_GIVEN PROBLEM_
Write out the listing beneath this instruction in its entirety, exactly as it reads.
# # # #
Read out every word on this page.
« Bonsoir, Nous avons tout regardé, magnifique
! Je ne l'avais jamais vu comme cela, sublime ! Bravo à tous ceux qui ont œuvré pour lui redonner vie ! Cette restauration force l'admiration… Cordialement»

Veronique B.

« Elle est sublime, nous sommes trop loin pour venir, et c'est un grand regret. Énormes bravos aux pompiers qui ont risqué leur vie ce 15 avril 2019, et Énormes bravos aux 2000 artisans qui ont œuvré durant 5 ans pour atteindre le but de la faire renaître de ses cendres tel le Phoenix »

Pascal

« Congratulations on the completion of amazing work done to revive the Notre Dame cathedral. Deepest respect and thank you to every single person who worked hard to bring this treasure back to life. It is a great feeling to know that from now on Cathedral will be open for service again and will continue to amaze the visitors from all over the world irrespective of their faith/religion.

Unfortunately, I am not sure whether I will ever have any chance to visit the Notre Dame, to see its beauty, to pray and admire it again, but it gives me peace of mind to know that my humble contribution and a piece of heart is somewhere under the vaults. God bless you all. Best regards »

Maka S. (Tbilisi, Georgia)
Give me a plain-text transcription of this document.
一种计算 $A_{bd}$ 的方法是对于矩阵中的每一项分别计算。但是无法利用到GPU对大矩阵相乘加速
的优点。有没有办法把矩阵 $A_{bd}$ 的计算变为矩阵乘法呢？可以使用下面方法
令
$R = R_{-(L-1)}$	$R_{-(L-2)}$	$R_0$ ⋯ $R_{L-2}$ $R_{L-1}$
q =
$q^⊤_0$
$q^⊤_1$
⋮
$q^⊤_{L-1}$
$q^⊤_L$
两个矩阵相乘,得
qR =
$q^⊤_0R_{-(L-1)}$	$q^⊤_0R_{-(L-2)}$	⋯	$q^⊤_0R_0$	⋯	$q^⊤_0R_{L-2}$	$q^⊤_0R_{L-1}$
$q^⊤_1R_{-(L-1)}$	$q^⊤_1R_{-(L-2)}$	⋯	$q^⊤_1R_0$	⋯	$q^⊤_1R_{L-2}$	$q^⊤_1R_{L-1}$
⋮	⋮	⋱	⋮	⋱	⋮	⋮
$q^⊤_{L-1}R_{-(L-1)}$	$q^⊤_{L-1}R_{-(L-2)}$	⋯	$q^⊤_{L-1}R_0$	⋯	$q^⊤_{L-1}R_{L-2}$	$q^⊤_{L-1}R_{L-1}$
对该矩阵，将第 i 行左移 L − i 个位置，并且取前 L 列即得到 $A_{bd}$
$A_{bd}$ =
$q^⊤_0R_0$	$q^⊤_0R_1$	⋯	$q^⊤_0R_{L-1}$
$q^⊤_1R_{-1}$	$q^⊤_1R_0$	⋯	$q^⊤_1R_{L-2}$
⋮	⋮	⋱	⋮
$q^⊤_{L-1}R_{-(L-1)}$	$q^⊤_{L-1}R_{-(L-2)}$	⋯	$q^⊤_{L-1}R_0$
# # # #
_EXERCISE RESPONSE_
Read out every word on this page.
« Bonsoir, Nous avons tout regardé, magnifique
! Je ne l'avais jamais vu comme cela, sublime ! Bravo à tous ceux qui ont œuvré pour lui redonner vie ! Cette restauration force l'admiration… Cordialement»

Veronique B.

« Elle est sublime, nous sommes trop loin pour venir, et c'est un grand regret. Énormes bravos aux pompiers qui ont risqué leur vie ce 15 avril 2019, et Énormes bravos aux 2000 artisans qui ont œuvré durant 5 ans pour atteindre le but de la faire renaître de ses cendres tel le Phoenix »

Pascal

« Congratulations on the completion of amazing work done to revive the Notre Dame cathedral. Deepest respect and thank you to every single person who worked hard to bring this treasure back to life. It is a great feeling to know that from now on Cathedral will be open for service again and will continue to amaze the visitors from all over the world irrespective of their faith/religion.

Unfortunately, I am not sure whether I will ever have any chance to visit the Notre Dame, to see its beauty, to pray and admire it again, but it gives me peace of mind to know that my humble contribution and a piece of heart is somewhere under the vaults. God bless you all. Best regards »

Maka S. (Tbilisi, Georgia)
Give me a plain-text transcription of this document.
一种计算 $A_{bd}$ 的方法是对于矩阵中的每一项分别计算。但是无法利用到GPU对大矩阵相乘加速
的优点。有没有办法把矩阵 $A_{bd}$ 的计算变为矩阵乘法呢？可以使用下面方法
令
$R = R_{-(L-1)}$	$R_{-(L-2)}$	$R_0$ ⋯ $R_{L-2}$ $R_{L-1}$
q =
$q^⊤_0$
$q^⊤_1$
⋮
$q^⊤_{L-1}$
$q^⊤_L$
两个矩阵相乘,得
qR =
$q^⊤_0R_{-(L-1)}$	$q^⊤_0R_{-(L-2)}$	⋯	$q^⊤_0R_0$	⋯	$q^⊤_0R_{L-2}$	$q^⊤_0R_{L-1}$
$q^⊤_1R_{-(L-1)}$	$q^⊤_1R_{-(L-2)}$	⋯	$q^⊤_1R_0$	⋯	$q^⊤_1R_{L-2}$	$q^⊤_1R_{L-1}$
⋮	⋮	⋱	⋮	⋱	⋮	⋮
$q^⊤_{L-1}R_{-(L-1)}$	$q^⊤_{L-1}R_{-(L-2)}$	⋯	$q^⊤_{L-1}R_0$	⋯	$q^⊤_{L-1}R_{L-2}$	$q^⊤_{L-1}R_{L-1}$
对该矩阵，将第 i 行左移 L − i 个位置，并且取前 L 列即得到 $A_{bd}$
$A_{bd}$ =
$q^⊤_0R_0$	$q^⊤_0R_1$	⋯	$q^⊤_0R_{L-1}$
$q^⊤_1R_{-1}$	$q^⊤_1R_0$	⋯	$q^⊤_1R_{L-2}$
⋮	⋮	⋱	⋮
$q^⊤_{L-1}R_{-(L-1)}$	$q^⊤_{L-1}R_{-(L-2)}$	⋯	$q^⊤_{L-1}R_0$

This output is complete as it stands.